-- START Material provided --

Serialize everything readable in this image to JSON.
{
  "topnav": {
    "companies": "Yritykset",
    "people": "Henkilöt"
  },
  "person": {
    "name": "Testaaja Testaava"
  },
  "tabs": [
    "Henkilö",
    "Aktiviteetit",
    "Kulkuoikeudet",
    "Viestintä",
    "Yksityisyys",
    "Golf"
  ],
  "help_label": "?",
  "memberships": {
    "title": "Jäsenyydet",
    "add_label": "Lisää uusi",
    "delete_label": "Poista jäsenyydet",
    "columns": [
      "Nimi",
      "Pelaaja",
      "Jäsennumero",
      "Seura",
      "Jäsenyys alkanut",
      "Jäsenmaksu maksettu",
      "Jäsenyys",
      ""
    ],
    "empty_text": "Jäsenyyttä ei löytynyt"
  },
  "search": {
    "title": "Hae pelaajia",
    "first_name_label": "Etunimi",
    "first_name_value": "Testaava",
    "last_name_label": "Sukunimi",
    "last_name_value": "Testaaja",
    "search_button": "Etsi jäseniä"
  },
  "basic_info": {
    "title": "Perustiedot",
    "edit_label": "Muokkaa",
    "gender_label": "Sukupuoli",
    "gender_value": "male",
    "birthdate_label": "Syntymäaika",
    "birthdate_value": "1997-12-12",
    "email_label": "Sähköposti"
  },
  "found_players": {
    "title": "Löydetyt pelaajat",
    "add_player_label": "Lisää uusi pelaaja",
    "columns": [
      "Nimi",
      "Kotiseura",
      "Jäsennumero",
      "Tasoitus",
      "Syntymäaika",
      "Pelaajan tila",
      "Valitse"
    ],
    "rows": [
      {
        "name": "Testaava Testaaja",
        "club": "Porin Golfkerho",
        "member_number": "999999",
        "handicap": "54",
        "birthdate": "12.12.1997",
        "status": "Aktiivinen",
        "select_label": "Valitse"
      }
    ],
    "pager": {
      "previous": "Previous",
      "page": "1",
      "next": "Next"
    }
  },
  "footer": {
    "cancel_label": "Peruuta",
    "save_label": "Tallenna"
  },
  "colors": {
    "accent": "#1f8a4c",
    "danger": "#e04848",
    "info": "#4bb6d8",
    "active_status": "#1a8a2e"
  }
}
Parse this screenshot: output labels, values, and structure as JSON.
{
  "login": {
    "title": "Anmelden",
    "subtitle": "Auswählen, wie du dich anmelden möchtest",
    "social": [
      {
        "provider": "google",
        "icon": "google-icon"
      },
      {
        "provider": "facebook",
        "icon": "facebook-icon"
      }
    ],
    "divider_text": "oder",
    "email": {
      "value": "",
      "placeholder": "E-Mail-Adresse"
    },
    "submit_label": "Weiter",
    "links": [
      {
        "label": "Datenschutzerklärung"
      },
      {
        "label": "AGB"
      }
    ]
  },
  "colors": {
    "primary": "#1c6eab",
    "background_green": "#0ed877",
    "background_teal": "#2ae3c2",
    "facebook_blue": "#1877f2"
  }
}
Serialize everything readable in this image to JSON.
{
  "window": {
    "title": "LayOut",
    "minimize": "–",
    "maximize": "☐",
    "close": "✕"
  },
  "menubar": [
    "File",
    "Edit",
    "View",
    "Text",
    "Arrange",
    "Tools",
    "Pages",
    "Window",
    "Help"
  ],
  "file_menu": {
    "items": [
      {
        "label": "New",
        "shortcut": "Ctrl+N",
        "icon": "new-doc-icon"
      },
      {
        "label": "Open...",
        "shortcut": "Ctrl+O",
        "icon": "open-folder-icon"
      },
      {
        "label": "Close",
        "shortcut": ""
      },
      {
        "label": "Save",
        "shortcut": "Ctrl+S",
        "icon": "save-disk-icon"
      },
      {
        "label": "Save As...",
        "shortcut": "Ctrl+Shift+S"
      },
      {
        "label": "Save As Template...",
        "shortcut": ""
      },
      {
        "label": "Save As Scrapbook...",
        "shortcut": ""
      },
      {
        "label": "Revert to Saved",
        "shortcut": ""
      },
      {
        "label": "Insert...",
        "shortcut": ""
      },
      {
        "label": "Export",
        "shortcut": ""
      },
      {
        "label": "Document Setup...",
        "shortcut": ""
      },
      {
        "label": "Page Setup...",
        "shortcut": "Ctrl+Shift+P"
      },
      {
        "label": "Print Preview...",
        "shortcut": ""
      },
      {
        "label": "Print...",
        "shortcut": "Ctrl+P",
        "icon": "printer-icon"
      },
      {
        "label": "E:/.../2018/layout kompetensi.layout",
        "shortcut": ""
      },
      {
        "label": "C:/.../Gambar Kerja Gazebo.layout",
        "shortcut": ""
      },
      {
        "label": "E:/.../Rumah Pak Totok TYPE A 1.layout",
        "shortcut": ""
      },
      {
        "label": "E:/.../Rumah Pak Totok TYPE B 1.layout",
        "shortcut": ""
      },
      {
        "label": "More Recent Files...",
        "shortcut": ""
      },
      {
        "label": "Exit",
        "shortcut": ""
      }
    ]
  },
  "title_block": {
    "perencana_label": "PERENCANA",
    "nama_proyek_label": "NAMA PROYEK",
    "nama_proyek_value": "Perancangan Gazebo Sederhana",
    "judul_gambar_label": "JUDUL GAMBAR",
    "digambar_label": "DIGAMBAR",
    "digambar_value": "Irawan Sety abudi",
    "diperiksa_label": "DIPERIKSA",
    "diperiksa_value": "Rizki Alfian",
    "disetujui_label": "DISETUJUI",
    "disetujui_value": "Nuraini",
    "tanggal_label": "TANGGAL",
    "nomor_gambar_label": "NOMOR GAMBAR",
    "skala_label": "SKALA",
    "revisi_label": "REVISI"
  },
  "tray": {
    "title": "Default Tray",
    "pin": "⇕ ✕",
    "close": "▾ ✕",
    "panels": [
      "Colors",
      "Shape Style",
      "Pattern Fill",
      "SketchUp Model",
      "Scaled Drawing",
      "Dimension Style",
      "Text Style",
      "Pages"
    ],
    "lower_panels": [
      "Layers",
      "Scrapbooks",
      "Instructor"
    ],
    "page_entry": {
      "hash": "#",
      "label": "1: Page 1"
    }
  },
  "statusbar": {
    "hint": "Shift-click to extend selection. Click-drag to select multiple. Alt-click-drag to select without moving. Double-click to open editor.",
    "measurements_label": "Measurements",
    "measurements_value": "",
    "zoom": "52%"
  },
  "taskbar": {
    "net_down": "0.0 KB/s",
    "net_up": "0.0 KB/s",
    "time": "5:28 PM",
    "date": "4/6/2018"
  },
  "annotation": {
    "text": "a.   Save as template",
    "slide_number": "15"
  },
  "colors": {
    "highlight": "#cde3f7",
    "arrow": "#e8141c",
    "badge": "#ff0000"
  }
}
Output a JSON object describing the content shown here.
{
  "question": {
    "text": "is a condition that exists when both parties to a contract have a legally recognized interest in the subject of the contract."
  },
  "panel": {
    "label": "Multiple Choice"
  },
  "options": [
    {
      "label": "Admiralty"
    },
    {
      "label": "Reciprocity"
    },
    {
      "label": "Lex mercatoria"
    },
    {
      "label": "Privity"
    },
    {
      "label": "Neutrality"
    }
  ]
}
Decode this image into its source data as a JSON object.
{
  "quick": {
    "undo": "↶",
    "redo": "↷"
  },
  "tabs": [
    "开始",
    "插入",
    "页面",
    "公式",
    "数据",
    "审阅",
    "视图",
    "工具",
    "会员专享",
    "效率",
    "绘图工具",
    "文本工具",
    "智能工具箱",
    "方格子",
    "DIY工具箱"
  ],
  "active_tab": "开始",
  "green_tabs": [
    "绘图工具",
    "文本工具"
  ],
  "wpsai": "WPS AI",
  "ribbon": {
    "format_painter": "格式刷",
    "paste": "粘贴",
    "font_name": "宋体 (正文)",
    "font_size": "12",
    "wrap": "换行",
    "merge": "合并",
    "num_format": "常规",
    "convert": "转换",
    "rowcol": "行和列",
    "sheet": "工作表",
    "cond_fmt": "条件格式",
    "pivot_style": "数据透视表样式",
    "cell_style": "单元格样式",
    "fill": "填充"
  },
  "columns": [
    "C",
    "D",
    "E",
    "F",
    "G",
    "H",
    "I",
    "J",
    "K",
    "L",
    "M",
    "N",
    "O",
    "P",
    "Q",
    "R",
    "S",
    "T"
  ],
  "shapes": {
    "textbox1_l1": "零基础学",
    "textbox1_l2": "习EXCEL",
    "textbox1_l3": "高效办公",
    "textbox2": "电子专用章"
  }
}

-- END Material provided --

Problem >> Identify each line in the records above that contains the word "Testaava", and copy it out in full.

Output for this exercise >>
    "name": "Testaaja Testaava"
    "first_name_value": "Testaava",
        "name": "Testaava Testaaja",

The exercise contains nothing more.